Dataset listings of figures
========================================================================
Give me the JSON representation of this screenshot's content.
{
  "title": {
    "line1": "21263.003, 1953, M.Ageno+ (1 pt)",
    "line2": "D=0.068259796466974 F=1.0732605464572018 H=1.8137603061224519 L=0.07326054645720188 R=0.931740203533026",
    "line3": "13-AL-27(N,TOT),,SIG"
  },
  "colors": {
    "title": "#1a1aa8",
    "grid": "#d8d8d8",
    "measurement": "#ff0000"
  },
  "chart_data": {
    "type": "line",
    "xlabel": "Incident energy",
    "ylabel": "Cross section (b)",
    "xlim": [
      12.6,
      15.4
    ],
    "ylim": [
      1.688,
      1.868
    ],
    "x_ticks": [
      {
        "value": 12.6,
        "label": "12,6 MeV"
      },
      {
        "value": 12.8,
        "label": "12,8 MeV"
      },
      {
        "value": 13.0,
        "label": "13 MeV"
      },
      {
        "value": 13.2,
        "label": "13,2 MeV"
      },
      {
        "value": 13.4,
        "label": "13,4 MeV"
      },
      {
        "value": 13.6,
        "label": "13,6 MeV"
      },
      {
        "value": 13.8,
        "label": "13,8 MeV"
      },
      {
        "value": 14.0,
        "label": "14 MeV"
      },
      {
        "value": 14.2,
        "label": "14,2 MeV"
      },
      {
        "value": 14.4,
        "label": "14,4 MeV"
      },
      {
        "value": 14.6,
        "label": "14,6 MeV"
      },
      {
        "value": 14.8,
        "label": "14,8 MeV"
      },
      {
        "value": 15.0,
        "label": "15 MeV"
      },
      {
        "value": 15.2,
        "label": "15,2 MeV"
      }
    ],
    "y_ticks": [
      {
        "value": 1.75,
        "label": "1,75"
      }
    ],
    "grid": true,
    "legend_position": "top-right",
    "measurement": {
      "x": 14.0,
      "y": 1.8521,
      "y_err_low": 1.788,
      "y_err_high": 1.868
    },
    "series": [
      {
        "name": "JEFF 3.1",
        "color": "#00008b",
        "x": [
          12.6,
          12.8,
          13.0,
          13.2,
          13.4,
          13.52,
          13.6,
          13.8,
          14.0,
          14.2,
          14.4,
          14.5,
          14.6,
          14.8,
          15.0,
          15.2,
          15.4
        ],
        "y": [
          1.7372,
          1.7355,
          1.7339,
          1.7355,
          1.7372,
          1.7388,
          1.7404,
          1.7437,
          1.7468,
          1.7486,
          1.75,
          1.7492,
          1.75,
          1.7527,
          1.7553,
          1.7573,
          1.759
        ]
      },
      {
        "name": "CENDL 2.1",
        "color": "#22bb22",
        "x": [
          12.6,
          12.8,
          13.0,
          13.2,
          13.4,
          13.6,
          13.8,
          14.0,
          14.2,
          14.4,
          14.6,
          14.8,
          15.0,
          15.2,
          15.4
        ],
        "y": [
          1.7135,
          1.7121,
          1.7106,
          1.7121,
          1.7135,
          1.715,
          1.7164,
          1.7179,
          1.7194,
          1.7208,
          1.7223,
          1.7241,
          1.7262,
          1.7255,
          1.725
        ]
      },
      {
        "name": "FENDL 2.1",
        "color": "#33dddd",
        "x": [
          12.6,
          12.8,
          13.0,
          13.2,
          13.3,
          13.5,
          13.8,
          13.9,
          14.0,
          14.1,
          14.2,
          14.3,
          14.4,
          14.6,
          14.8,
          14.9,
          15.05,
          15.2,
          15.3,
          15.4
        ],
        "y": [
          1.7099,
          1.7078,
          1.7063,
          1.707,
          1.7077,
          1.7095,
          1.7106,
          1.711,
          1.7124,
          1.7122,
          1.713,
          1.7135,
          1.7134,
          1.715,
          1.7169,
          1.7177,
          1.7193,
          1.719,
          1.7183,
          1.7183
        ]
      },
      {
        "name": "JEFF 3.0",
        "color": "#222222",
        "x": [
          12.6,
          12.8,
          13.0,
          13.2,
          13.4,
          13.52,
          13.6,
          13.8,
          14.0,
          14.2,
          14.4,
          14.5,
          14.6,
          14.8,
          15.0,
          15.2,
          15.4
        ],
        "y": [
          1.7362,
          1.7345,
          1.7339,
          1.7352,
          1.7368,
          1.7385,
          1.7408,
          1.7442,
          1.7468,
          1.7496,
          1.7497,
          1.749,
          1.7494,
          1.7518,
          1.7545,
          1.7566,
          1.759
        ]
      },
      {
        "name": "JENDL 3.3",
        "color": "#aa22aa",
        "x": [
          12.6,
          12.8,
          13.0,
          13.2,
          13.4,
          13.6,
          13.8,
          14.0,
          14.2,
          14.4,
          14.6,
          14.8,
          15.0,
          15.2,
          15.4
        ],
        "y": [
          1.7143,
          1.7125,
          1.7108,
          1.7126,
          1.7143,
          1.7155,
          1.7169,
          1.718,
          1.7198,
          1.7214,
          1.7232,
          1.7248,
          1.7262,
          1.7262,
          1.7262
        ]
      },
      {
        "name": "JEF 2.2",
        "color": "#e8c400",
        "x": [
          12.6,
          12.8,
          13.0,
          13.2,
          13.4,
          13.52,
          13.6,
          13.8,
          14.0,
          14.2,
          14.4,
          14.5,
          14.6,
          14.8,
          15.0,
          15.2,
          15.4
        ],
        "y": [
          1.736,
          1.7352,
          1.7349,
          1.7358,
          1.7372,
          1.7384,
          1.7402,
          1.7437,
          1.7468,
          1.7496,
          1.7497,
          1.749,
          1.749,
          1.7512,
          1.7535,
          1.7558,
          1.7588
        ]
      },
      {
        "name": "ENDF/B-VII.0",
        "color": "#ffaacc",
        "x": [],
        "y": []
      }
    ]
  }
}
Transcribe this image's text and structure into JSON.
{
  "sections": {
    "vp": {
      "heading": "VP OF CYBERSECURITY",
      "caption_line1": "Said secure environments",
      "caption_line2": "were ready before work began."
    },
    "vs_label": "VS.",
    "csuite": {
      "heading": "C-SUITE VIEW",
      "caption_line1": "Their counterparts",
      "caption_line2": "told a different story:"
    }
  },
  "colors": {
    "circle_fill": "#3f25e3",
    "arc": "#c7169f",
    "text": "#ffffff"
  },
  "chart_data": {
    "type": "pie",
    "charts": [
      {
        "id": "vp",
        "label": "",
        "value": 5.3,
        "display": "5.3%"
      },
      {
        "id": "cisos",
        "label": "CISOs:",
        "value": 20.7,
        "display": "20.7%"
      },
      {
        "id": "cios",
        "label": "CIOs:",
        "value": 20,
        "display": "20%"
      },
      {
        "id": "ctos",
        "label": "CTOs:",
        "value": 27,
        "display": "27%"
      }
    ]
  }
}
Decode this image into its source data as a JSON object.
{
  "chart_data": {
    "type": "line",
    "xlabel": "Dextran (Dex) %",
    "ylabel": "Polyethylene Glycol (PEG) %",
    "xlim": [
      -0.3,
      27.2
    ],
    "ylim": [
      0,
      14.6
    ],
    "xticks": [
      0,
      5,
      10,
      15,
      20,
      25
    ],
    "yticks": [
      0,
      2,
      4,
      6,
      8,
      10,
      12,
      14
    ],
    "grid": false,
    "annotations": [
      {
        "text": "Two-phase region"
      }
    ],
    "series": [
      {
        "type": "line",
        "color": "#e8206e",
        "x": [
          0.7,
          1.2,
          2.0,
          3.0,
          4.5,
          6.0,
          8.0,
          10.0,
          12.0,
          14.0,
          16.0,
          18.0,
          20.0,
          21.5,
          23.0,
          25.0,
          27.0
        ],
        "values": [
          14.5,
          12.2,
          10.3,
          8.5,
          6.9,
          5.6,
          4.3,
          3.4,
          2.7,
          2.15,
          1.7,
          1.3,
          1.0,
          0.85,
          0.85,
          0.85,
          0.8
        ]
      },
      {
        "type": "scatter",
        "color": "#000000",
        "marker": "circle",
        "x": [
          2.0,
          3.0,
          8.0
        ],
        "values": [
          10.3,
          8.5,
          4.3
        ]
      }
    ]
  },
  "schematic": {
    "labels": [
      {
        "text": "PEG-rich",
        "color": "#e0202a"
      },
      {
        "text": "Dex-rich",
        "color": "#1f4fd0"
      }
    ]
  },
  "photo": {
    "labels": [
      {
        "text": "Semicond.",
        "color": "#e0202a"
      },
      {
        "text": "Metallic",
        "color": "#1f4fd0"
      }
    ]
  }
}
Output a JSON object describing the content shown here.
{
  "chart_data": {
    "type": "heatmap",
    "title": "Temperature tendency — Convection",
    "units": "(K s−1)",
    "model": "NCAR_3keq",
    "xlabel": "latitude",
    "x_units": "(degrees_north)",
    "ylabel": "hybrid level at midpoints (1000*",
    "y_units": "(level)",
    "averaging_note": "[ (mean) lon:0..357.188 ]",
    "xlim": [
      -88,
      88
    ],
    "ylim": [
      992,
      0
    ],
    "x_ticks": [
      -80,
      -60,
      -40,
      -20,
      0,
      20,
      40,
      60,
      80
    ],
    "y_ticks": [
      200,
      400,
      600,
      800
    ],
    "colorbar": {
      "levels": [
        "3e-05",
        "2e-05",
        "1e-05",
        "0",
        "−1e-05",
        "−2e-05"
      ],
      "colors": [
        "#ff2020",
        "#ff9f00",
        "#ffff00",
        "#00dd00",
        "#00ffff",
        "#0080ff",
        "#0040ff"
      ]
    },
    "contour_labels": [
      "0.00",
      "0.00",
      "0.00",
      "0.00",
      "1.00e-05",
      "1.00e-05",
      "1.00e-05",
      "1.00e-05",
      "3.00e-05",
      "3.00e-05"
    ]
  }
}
========================================================================
The request:
Determine how many lines of the listing above hold the word "object". Report that number without anything else.

Solution below:
2